## Given instruction:
Return every entry exactly as written.

## Material:
## Start

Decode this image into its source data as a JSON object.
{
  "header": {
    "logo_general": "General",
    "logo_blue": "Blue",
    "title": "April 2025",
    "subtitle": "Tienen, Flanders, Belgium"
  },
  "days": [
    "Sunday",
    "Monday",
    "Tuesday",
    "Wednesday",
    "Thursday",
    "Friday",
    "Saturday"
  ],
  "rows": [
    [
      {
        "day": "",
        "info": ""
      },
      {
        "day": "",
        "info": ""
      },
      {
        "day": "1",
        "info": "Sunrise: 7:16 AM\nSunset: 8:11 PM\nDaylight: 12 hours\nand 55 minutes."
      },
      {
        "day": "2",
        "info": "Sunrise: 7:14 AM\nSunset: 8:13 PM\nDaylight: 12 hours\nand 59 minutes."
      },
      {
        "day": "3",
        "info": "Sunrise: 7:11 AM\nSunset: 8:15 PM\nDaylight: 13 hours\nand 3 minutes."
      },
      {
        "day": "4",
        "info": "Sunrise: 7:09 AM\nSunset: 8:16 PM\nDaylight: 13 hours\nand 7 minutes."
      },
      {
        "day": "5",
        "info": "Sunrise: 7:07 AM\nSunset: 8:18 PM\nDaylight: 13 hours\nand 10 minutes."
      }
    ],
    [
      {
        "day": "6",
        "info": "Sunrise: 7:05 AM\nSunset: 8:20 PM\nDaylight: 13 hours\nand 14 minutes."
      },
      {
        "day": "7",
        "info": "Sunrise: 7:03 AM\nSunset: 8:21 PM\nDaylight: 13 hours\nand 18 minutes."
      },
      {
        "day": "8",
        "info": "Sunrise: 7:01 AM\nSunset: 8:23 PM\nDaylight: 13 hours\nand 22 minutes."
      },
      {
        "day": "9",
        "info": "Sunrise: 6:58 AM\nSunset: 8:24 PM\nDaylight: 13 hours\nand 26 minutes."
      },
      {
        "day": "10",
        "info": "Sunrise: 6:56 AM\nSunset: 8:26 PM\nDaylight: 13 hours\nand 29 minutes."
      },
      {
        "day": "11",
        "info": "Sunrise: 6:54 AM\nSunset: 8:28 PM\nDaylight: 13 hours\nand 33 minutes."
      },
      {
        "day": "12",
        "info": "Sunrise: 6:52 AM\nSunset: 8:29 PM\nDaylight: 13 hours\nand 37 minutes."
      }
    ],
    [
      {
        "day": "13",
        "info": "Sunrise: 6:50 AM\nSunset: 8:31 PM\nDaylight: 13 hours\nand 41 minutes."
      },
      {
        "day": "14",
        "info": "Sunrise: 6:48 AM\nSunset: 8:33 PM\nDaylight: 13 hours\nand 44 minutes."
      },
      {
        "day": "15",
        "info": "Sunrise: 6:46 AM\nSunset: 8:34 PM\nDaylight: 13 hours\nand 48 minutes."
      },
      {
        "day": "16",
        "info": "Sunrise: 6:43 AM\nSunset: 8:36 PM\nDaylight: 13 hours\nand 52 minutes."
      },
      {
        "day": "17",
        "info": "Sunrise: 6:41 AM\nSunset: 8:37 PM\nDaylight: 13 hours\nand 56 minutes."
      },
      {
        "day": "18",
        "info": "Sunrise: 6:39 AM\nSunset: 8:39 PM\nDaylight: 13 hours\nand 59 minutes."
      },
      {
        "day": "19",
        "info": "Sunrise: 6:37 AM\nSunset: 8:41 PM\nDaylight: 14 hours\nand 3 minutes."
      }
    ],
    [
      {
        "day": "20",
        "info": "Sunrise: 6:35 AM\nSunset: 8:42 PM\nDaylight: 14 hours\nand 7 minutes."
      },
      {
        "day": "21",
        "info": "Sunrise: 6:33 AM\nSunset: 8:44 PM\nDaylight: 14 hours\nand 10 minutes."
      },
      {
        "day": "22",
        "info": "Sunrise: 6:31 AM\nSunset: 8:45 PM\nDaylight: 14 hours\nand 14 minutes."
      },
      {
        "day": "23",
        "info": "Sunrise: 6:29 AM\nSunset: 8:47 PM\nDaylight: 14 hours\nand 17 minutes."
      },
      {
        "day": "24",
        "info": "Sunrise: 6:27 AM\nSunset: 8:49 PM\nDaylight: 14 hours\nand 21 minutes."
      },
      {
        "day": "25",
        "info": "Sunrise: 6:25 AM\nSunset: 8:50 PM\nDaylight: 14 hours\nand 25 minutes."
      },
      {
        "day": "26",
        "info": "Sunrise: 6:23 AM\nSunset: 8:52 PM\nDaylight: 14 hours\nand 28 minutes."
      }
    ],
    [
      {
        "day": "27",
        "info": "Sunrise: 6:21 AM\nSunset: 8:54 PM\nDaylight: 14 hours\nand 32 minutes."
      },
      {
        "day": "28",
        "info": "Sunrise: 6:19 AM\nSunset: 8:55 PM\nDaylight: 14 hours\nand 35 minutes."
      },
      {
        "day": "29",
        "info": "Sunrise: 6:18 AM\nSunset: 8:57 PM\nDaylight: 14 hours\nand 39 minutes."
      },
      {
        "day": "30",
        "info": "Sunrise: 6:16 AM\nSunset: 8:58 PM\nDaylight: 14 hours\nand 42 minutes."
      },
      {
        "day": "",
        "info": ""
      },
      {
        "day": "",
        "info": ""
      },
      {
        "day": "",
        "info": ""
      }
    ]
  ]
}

## End

## The reply:
Decode this image into its source data as a JSON object.
{
  "header": {
    "logo_general": "General",
    "logo_blue": "Blue",
    "title": "April 2025",
    "subtitle": "Tienen, Flanders, Belgium"
  },
  "days": [
    "Sunday",
    "Monday",
    "Tuesday",
    "Wednesday",
    "Thursday",
    "Friday",
    "Saturday"
  ],
  "rows": [
    [
      {
        "day": "",
        "info": ""
      },
      {
        "day": "",
        "info": ""
      },
      {
        "day": "1",
        "info": "Sunrise: 7:16 AM\nSunset: 8:11 PM\nDaylight: 12 hours\nand 55 minutes."
      },
      {
        "day": "2",
        "info": "Sunrise: 7:14 AM\nSunset: 8:13 PM\nDaylight: 12 hours\nand 59 minutes."
      },
      {
        "day": "3",
        "info": "Sunrise: 7:11 AM\nSunset: 8:15 PM\nDaylight: 13 hours\nand 3 minutes."
      },
      {
        "day": "4",
        "info": "Sunrise: 7:09 AM\nSunset: 8:16 PM\nDaylight: 13 hours\nand 7 minutes."
      },
      {
        "day": "5",
        "info": "Sunrise: 7:07 AM\nSunset: 8:18 PM\nDaylight: 13 hours\nand 10 minutes."
      }
    ],
    [
      {
        "day": "6",
        "info": "Sunrise: 7:05 AM\nSunset: 8:20 PM\nDaylight: 13 hours\nand 14 minutes."
      },
      {
        "day": "7",
        "info": "Sunrise: 7:03 AM\nSunset: 8:21 PM\nDaylight: 13 hours\nand 18 minutes."
      },
      {
        "day": "8",
        "info": "Sunrise: 7:01 AM\nSunset: 8:23 PM\nDaylight: 13 hours\nand 22 minutes."
      },
      {
        "day": "9",
        "info": "Sunrise: 6:58 AM\nSunset: 8:24 PM\nDaylight: 13 hours\nand 26 minutes."
      },
      {
        "day": "10",
        "info": "Sunrise: 6:56 AM\nSunset: 8:26 PM\nDaylight: 13 hours\nand 29 minutes."
      },
      {
        "day": "11",
        "info": "Sunrise: 6:54 AM\nSunset: 8:28 PM\nDaylight: 13 hours\nand 33 minutes."
      },
      {
        "day": "12",
        "info": "Sunrise: 6:52 AM\nSunset: 8:29 PM\nDaylight: 13 hours\nand 37 minutes."
      }
    ],
    [
      {
        "day": "13",
        "info": "Sunrise: 6:50 AM\nSunset: 8:31 PM\nDaylight: 13 hours\nand 41 minutes."
      },
      {
        "day": "14",
        "info": "Sunrise: 6:48 AM\nSunset: 8:33 PM\nDaylight: 13 hours\nand 44 minutes."
      },
      {
        "day": "15",
        "info": "Sunrise: 6:46 AM\nSunset: 8:34 PM\nDaylight: 13 hours\nand 48 minutes."
      },
      {
        "day": "16",
        "info": "Sunrise: 6:43 AM\nSunset: 8:36 PM\nDaylight: 13 hours\nand 52 minutes."
      },
      {
        "day": "17",
        "info": "Sunrise: 6:41 AM\nSunset: 8:37 PM\nDaylight: 13 hours\nand 56 minutes."
      },
      {
        "day": "18",
        "info": "Sunrise: 6:39 AM\nSunset: 8:39 PM\nDaylight: 13 hours\nand 59 minutes."
      },
      {
        "day": "19",
        "info": "Sunrise: 6:37 AM\nSunset: 8:41 PM\nDaylight: 14 hours\nand 3 minutes."
      }
    ],
    [
      {
        "day": "20",
        "info": "Sunrise: 6:35 AM\nSunset: 8:42 PM\nDaylight: 14 hours\nand 7 minutes."
      },
      {
        "day": "21",
        "info": "Sunrise: 6:33 AM\nSunset: 8:44 PM\nDaylight: 14 hours\nand 10 minutes."
      },
      {
        "day": "22",
        "info": "Sunrise: 6:31 AM\nSunset: 8:45 PM\nDaylight: 14 hours\nand 14 minutes."
      },
      {
        "day": "23",
        "info": "Sunrise: 6:29 AM\nSunset: 8:47 PM\nDaylight: 14 hours\nand 17 minutes."
      },
      {
        "day": "24",
        "info": "Sunrise: 6:27 AM\nSunset: 8:49 PM\nDaylight: 14 hours\nand 21 minutes."
      },
      {
        "day": "25",
        "info": "Sunrise: 6:25 AM\nSunset: 8:50 PM\nDaylight: 14 hours\nand 25 minutes."
      },
      {
        "day": "26",
        "info": "Sunrise: 6:23 AM\nSunset: 8:52 PM\nDaylight: 14 hours\nand 28 minutes."
      }
    ],
    [
      {
        "day": "27",
        "info": "Sunrise: 6:21 AM\nSunset: 8:54 PM\nDaylight: 14 hours\nand 32 minutes."
      },
      {
        "day": "28",
        "info": "Sunrise: 6:19 AM\nSunset: 8:55 PM\nDaylight: 14 hours\nand 35 minutes."
      },
      {
        "day": "29",
        "info": "Sunrise: 6:18 AM\nSunset: 8:57 PM\nDaylight: 14 hours\nand 39 minutes."
      },
      {
        "day": "30",
        "info": "Sunrise: 6:16 AM\nSunset: 8:58 PM\nDaylight: 14 hours\nand 42 minutes."
      },
      {
        "day": "",
        "info": ""
      },
      {
        "day": "",
        "info": ""
      },
      {
        "day": "",
        "info": ""
      }
    ]
  ]
}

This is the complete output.